◆ **Short task**
Check every line of the entries below for the word "name", and copy the ones that have it.

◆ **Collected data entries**
++++

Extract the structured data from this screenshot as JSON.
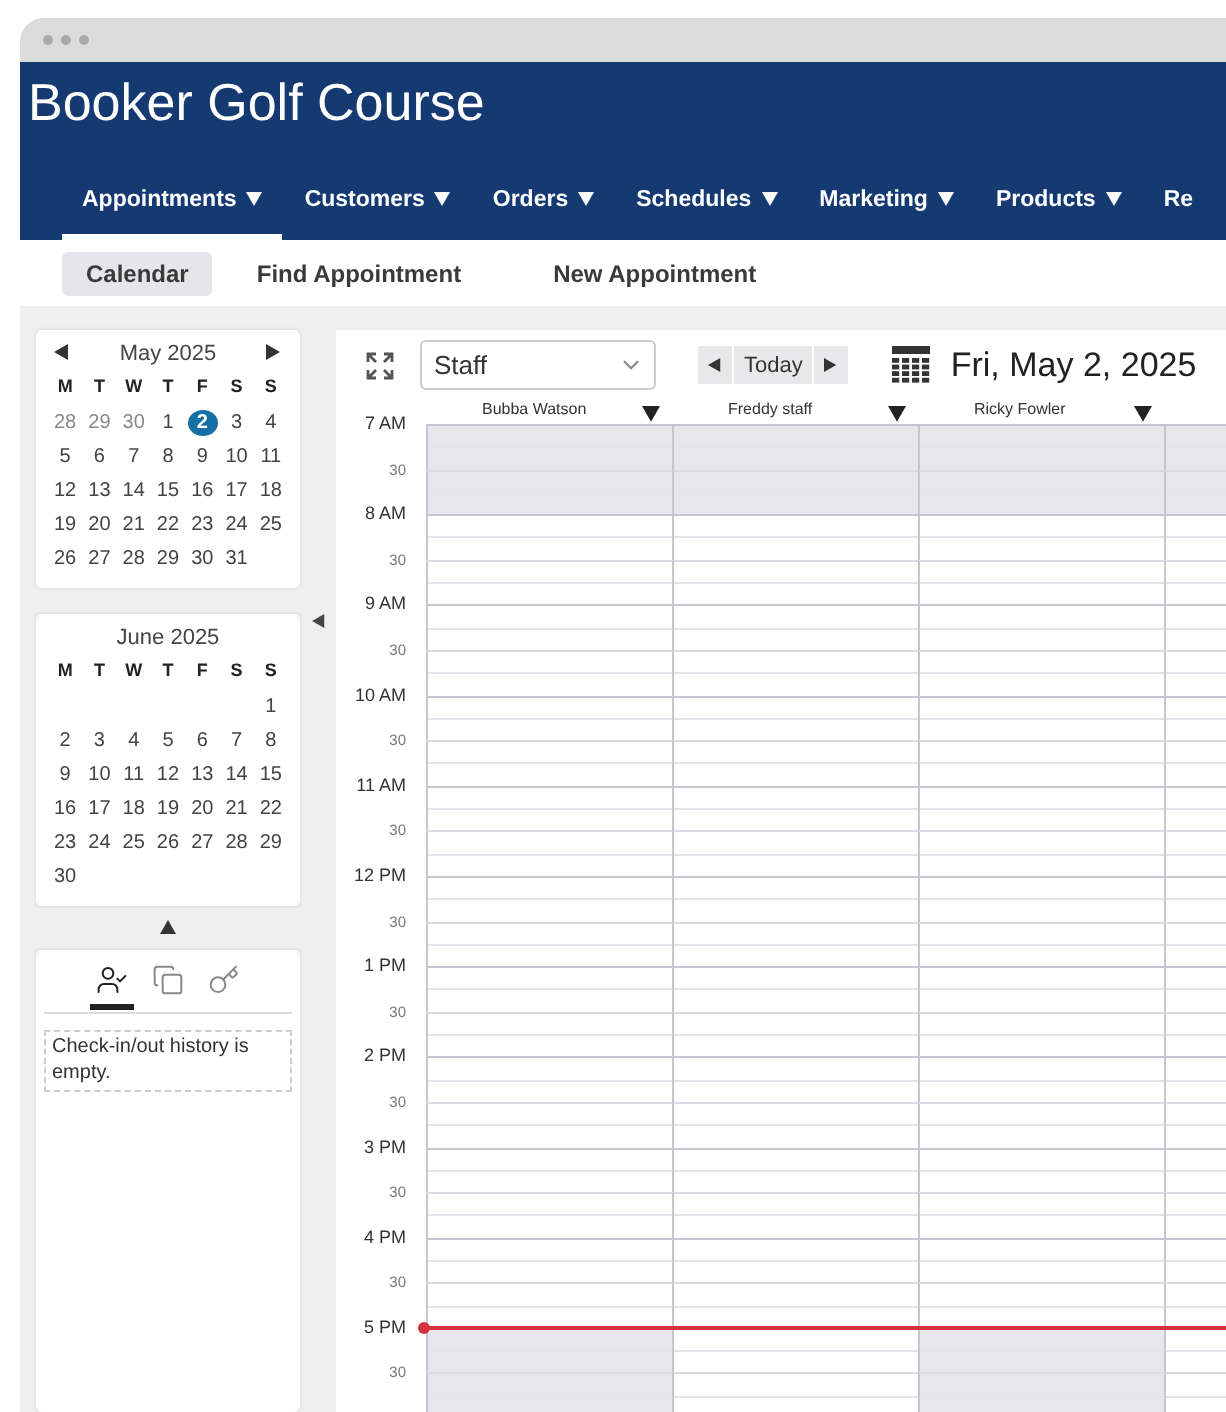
{
  "window": {
    "title": "Booker Golf Course"
  },
  "nav": [
    {
      "label": "Appointments",
      "selected": true
    },
    {
      "label": "Customers",
      "selected": false
    },
    {
      "label": "Orders",
      "selected": false
    },
    {
      "label": "Schedules",
      "selected": false
    },
    {
      "label": "Marketing",
      "selected": false
    },
    {
      "label": "Products",
      "selected": false
    },
    {
      "label": "Re",
      "selected": false
    }
  ],
  "subnav": [
    {
      "label": "Calendar",
      "selected": true
    },
    {
      "label": "Find Appointment",
      "selected": false
    },
    {
      "label": "New Appointment",
      "selected": false
    }
  ],
  "mini_calendars": [
    {
      "title": "May 2025",
      "arrows": true,
      "weekdays": [
        "M",
        "T",
        "W",
        "T",
        "F",
        "S",
        "S"
      ],
      "weeks": [
        [
          {
            "d": "28",
            "muted": true,
            "selected": false
          },
          {
            "d": "29",
            "muted": true,
            "selected": false
          },
          {
            "d": "30",
            "muted": true,
            "selected": false
          },
          {
            "d": "1",
            "muted": false,
            "selected": false
          },
          {
            "d": "2",
            "muted": false,
            "selected": true
          },
          {
            "d": "3",
            "muted": false,
            "selected": false
          },
          {
            "d": "4",
            "muted": false,
            "selected": false
          }
        ],
        [
          {
            "d": "5",
            "muted": false,
            "selected": false
          },
          {
            "d": "6",
            "muted": false,
            "selected": false
          },
          {
            "d": "7",
            "muted": false,
            "selected": false
          },
          {
            "d": "8",
            "muted": false,
            "selected": false
          },
          {
            "d": "9",
            "muted": false,
            "selected": false
          },
          {
            "d": "10",
            "muted": false,
            "selected": false
          },
          {
            "d": "11",
            "muted": false,
            "selected": false
          }
        ],
        [
          {
            "d": "12",
            "muted": false,
            "selected": false
          },
          {
            "d": "13",
            "muted": false,
            "selected": false
          },
          {
            "d": "14",
            "muted": false,
            "selected": false
          },
          {
            "d": "15",
            "muted": false,
            "selected": false
          },
          {
            "d": "16",
            "muted": false,
            "selected": false
          },
          {
            "d": "17",
            "muted": false,
            "selected": false
          },
          {
            "d": "18",
            "muted": false,
            "selected": false
          }
        ],
        [
          {
            "d": "19",
            "muted": false,
            "selected": false
          },
          {
            "d": "20",
            "muted": false,
            "selected": false
          },
          {
            "d": "21",
            "muted": false,
            "selected": false
          },
          {
            "d": "22",
            "muted": false,
            "selected": false
          },
          {
            "d": "23",
            "muted": false,
            "selected": false
          },
          {
            "d": "24",
            "muted": false,
            "selected": false
          },
          {
            "d": "25",
            "muted": false,
            "selected": false
          }
        ],
        [
          {
            "d": "26",
            "muted": false,
            "selected": false
          },
          {
            "d": "27",
            "muted": false,
            "selected": false
          },
          {
            "d": "28",
            "muted": false,
            "selected": false
          },
          {
            "d": "29",
            "muted": false,
            "selected": false
          },
          {
            "d": "30",
            "muted": false,
            "selected": false
          },
          {
            "d": "31",
            "muted": false,
            "selected": false
          }
        ]
      ]
    },
    {
      "title": "June 2025",
      "arrows": false,
      "weekdays": [
        "M",
        "T",
        "W",
        "T",
        "F",
        "S",
        "S"
      ],
      "weeks": [
        [
          {
            "d": "1",
            "muted": false,
            "selected": false
          }
        ],
        [
          {
            "d": "2",
            "muted": false,
            "selected": false
          },
          {
            "d": "3",
            "muted": false,
            "selected": false
          },
          {
            "d": "4",
            "muted": false,
            "selected": false
          },
          {
            "d": "5",
            "muted": false,
            "selected": false
          },
          {
            "d": "6",
            "muted": false,
            "selected": false
          },
          {
            "d": "7",
            "muted": false,
            "selected": false
          },
          {
            "d": "8",
            "muted": false,
            "selected": false
          }
        ],
        [
          {
            "d": "9",
            "muted": false,
            "selected": false
          },
          {
            "d": "10",
            "muted": false,
            "selected": false
          },
          {
            "d": "11",
            "muted": false,
            "selected": false
          },
          {
            "d": "12",
            "muted": false,
            "selected": false
          },
          {
            "d": "13",
            "muted": false,
            "selected": false
          },
          {
            "d": "14",
            "muted": false,
            "selected": false
          },
          {
            "d": "15",
            "muted": false,
            "selected": false
          }
        ],
        [
          {
            "d": "16",
            "muted": false,
            "selected": false
          },
          {
            "d": "17",
            "muted": false,
            "selected": false
          },
          {
            "d": "18",
            "muted": false,
            "selected": false
          },
          {
            "d": "19",
            "muted": false,
            "selected": false
          },
          {
            "d": "20",
            "muted": false,
            "selected": false
          },
          {
            "d": "21",
            "muted": false,
            "selected": false
          },
          {
            "d": "22",
            "muted": false,
            "selected": false
          }
        ],
        [
          {
            "d": "23",
            "muted": false,
            "selected": false
          },
          {
            "d": "24",
            "muted": false,
            "selected": false
          },
          {
            "d": "25",
            "muted": false,
            "selected": false
          },
          {
            "d": "26",
            "muted": false,
            "selected": false
          },
          {
            "d": "27",
            "muted": false,
            "selected": false
          },
          {
            "d": "28",
            "muted": false,
            "selected": false
          },
          {
            "d": "29",
            "muted": false,
            "selected": false
          }
        ],
        [
          {
            "d": "30",
            "muted": false,
            "selected": false
          }
        ]
      ]
    }
  ],
  "history_panel": {
    "tabs": [
      {
        "kind": "checkin",
        "selected": true
      },
      {
        "kind": "copy",
        "selected": false
      },
      {
        "kind": "key",
        "selected": false
      }
    ],
    "message": "Check-in/out history is empty."
  },
  "toolbar": {
    "view_select": {
      "value": "Staff"
    },
    "today_button": "Today",
    "date": "Fri, May 2, 2025"
  },
  "staff": [
    {
      "name": "Bubba Watson"
    },
    {
      "name": "Freddy staff"
    },
    {
      "name": "Ricky Fowler"
    }
  ],
  "time_rows": [
    {
      "label": "7 AM",
      "kind": "hour",
      "current_time": false,
      "off": [
        true,
        true,
        true,
        true
      ]
    },
    {
      "label": "30",
      "kind": "half",
      "current_time": false,
      "off": [
        true,
        true,
        true,
        true
      ]
    },
    {
      "label": "8 AM",
      "kind": "hour",
      "current_time": false,
      "off": [
        false,
        false,
        false,
        false
      ]
    },
    {
      "label": "30",
      "kind": "half",
      "current_time": false,
      "off": [
        false,
        false,
        false,
        false
      ]
    },
    {
      "label": "9 AM",
      "kind": "hour",
      "current_time": false,
      "off": [
        false,
        false,
        false,
        false
      ]
    },
    {
      "label": "30",
      "kind": "half",
      "current_time": false,
      "off": [
        false,
        false,
        false,
        false
      ]
    },
    {
      "label": "10 AM",
      "kind": "hour",
      "current_time": false,
      "off": [
        false,
        false,
        false,
        false
      ]
    },
    {
      "label": "30",
      "kind": "half",
      "current_time": false,
      "off": [
        false,
        false,
        false,
        false
      ]
    },
    {
      "label": "11 AM",
      "kind": "hour",
      "current_time": false,
      "off": [
        false,
        false,
        false,
        false
      ]
    },
    {
      "label": "30",
      "kind": "half",
      "current_time": false,
      "off": [
        false,
        false,
        false,
        false
      ]
    },
    {
      "label": "12 PM",
      "kind": "hour",
      "current_time": false,
      "off": [
        false,
        false,
        false,
        false
      ]
    },
    {
      "label": "30",
      "kind": "half",
      "current_time": false,
      "off": [
        false,
        false,
        false,
        false
      ]
    },
    {
      "label": "1 PM",
      "kind": "hour",
      "current_time": false,
      "off": [
        false,
        false,
        false,
        false
      ]
    },
    {
      "label": "30",
      "kind": "half",
      "current_time": false,
      "off": [
        false,
        false,
        false,
        false
      ]
    },
    {
      "label": "2 PM",
      "kind": "hour",
      "current_time": false,
      "off": [
        false,
        false,
        false,
        false
      ]
    },
    {
      "label": "30",
      "kind": "half",
      "current_time": false,
      "off": [
        false,
        false,
        false,
        false
      ]
    },
    {
      "label": "3 PM",
      "kind": "hour",
      "current_time": false,
      "off": [
        false,
        false,
        false,
        false
      ]
    },
    {
      "label": "30",
      "kind": "half",
      "current_time": false,
      "off": [
        false,
        false,
        false,
        false
      ]
    },
    {
      "label": "4 PM",
      "kind": "hour",
      "current_time": false,
      "off": [
        false,
        false,
        false,
        false
      ]
    },
    {
      "label": "30",
      "kind": "half",
      "current_time": false,
      "off": [
        false,
        false,
        false,
        false
      ]
    },
    {
      "label": "5 PM",
      "kind": "hour",
      "current_time": true,
      "off": [
        true,
        false,
        true,
        false
      ]
    },
    {
      "label": "30",
      "kind": "half",
      "current_time": false,
      "off": [
        true,
        false,
        true,
        false
      ]
    }
  ]
}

++++

◆ **Answer to the problem**
      "name": "Bubba Watson"
      "name": "Freddy staff"
      "name": "Ricky Fowler"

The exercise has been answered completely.